══ DATA TO EXAMINE

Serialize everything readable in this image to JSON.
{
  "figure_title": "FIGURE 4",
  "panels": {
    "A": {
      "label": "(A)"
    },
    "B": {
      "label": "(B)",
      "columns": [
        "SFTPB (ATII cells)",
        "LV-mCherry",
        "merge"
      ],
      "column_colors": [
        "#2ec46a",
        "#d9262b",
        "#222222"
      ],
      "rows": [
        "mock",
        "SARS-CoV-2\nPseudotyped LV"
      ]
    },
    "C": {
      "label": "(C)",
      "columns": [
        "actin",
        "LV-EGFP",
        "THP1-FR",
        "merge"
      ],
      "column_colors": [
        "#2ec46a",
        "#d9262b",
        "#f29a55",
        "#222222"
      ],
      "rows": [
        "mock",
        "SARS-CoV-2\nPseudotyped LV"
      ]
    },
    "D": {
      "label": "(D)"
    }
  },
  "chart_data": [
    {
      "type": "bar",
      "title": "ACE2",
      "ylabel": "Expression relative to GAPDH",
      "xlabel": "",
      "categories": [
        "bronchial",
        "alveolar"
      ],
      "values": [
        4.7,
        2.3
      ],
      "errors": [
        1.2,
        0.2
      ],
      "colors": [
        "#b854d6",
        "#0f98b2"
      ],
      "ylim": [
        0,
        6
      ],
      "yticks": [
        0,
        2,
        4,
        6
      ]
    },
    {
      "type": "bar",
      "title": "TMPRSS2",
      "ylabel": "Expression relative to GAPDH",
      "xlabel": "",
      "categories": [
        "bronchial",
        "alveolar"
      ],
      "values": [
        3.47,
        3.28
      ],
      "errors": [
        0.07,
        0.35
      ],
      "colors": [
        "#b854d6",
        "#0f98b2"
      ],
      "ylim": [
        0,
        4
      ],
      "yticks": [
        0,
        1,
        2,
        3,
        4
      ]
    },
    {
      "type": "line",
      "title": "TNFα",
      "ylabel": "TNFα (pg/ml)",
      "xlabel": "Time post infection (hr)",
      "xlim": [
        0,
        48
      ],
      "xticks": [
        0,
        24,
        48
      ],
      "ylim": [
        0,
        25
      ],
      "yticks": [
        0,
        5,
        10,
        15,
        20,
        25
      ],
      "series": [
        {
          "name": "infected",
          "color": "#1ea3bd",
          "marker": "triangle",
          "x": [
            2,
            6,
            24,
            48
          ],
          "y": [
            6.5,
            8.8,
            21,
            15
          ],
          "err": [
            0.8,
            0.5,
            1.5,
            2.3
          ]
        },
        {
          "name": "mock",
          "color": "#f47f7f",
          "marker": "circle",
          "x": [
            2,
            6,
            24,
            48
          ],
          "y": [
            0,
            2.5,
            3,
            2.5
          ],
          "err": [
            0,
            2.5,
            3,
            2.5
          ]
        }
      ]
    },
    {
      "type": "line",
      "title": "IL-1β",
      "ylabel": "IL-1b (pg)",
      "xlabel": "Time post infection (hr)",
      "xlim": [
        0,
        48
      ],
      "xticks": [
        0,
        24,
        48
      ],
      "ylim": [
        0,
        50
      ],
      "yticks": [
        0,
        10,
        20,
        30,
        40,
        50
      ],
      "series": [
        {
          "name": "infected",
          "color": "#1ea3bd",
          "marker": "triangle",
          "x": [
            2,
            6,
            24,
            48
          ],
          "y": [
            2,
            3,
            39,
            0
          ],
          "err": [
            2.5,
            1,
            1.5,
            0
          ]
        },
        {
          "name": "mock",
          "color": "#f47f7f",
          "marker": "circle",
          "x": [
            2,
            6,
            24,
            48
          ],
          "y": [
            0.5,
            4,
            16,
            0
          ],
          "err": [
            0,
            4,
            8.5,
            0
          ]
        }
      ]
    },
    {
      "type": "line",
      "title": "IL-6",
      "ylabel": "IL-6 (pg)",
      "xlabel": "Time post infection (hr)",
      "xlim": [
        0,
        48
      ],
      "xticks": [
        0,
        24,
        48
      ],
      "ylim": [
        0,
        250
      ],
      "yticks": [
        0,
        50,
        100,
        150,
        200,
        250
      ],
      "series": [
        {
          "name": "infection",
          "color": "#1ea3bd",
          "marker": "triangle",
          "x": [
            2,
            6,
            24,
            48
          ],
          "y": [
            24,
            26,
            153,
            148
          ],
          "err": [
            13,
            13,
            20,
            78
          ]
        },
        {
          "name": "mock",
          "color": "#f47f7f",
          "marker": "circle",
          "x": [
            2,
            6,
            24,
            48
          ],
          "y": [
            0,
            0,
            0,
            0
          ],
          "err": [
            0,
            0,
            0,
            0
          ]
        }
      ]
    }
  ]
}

════

Each line of the listing is to be repeated without alteration.

— ANSWER FOR THE TASK —
Serialize everything readable in this image to JSON.
{
  "figure_title": "FIGURE 4",
  "panels": {
    "A": {
      "label": "(A)"
    },
    "B": {
      "label": "(B)",
      "columns": [
        "SFTPB (ATII cells)",
        "LV-mCherry",
        "merge"
      ],
      "column_colors": [
        "#2ec46a",
        "#d9262b",
        "#222222"
      ],
      "rows": [
        "mock",
        "SARS-CoV-2\nPseudotyped LV"
      ]
    },
    "C": {
      "label": "(C)",
      "columns": [
        "actin",
        "LV-EGFP",
        "THP1-FR",
        "merge"
      ],
      "column_colors": [
        "#2ec46a",
        "#d9262b",
        "#f29a55",
        "#222222"
      ],
      "rows": [
        "mock",
        "SARS-CoV-2\nPseudotyped LV"
      ]
    },
    "D": {
      "label": "(D)"
    }
  },
  "chart_data": [
    {
      "type": "bar",
      "title": "ACE2",
      "ylabel": "Expression relative to GAPDH",
      "xlabel": "",
      "categories": [
        "bronchial",
        "alveolar"
      ],
      "values": [
        4.7,
        2.3
      ],
      "errors": [
        1.2,
        0.2
      ],
      "colors": [
        "#b854d6",
        "#0f98b2"
      ],
      "ylim": [
        0,
        6
      ],
      "yticks": [
        0,
        2,
        4,
        6
      ]
    },
    {
      "type": "bar",
      "title": "TMPRSS2",
      "ylabel": "Expression relative to GAPDH",
      "xlabel": "",
      "categories": [
        "bronchial",
        "alveolar"
      ],
      "values": [
        3.47,
        3.28
      ],
      "errors": [
        0.07,
        0.35
      ],
      "colors": [
        "#b854d6",
        "#0f98b2"
      ],
      "ylim": [
        0,
        4
      ],
      "yticks": [
        0,
        1,
        2,
        3,
        4
      ]
    },
    {
      "type": "line",
      "title": "TNFα",
      "ylabel": "TNFα (pg/ml)",
      "xlabel": "Time post infection (hr)",
      "xlim": [
        0,
        48
      ],
      "xticks": [
        0,
        24,
        48
      ],
      "ylim": [
        0,
        25
      ],
      "yticks": [
        0,
        5,
        10,
        15,
        20,
        25
      ],
      "series": [
        {
          "name": "infected",
          "color": "#1ea3bd",
          "marker": "triangle",
          "x": [
            2,
            6,
            24,
            48
          ],
          "y": [
            6.5,
            8.8,
            21,
            15
          ],
          "err": [
            0.8,
            0.5,
            1.5,
            2.3
          ]
        },
        {
          "name": "mock",
          "color": "#f47f7f",
          "marker": "circle",
          "x": [
            2,
            6,
            24,
            48
          ],
          "y": [
            0,
            2.5,
            3,
            2.5
          ],
          "err": [
            0,
            2.5,
            3,
            2.5
          ]
        }
      ]
    },
    {
      "type": "line",
      "title": "IL-1β",
      "ylabel": "IL-1b (pg)",
      "xlabel": "Time post infection (hr)",
      "xlim": [
        0,
        48
      ],
      "xticks": [
        0,
        24,
        48
      ],
      "ylim": [
        0,
        50
      ],
      "yticks": [
        0,
        10,
        20,
        30,
        40,
        50
      ],
      "series": [
        {
          "name": "infected",
          "color": "#1ea3bd",
          "marker": "triangle",
          "x": [
            2,
            6,
            24,
            48
          ],
          "y": [
            2,
            3,
            39,
            0
          ],
          "err": [
            2.5,
            1,
            1.5,
            0
          ]
        },
        {
          "name": "mock",
          "color": "#f47f7f",
          "marker": "circle",
          "x": [
            2,
            6,
            24,
            48
          ],
          "y": [
            0.5,
            4,
            16,
            0
          ],
          "err": [
            0,
            4,
            8.5,
            0
          ]
        }
      ]
    },
    {
      "type": "line",
      "title": "IL-6",
      "ylabel": "IL-6 (pg)",
      "xlabel": "Time post infection (hr)",
      "xlim": [
        0,
        48
      ],
      "xticks": [
        0,
        24,
        48
      ],
      "ylim": [
        0,
        250
      ],
      "yticks": [
        0,
        50,
        100,
        150,
        200,
        250
      ],
      "series": [
        {
          "name": "infection",
          "color": "#1ea3bd",
          "marker": "triangle",
          "x": [
            2,
            6,
            24,
            48
          ],
          "y": [
            24,
            26,
            153,
            148
          ],
          "err": [
            13,
            13,
            20,
            78
          ]
        },
        {
          "name": "mock",
          "color": "#f47f7f",
          "marker": "circle",
          "x": [
            2,
            6,
            24,
            48
          ],
          "y": [
            0,
            0,
            0,
            0
          ],
          "err": [
            0,
            0,
            0,
            0
          ]
        }
      ]
    }
  ]
}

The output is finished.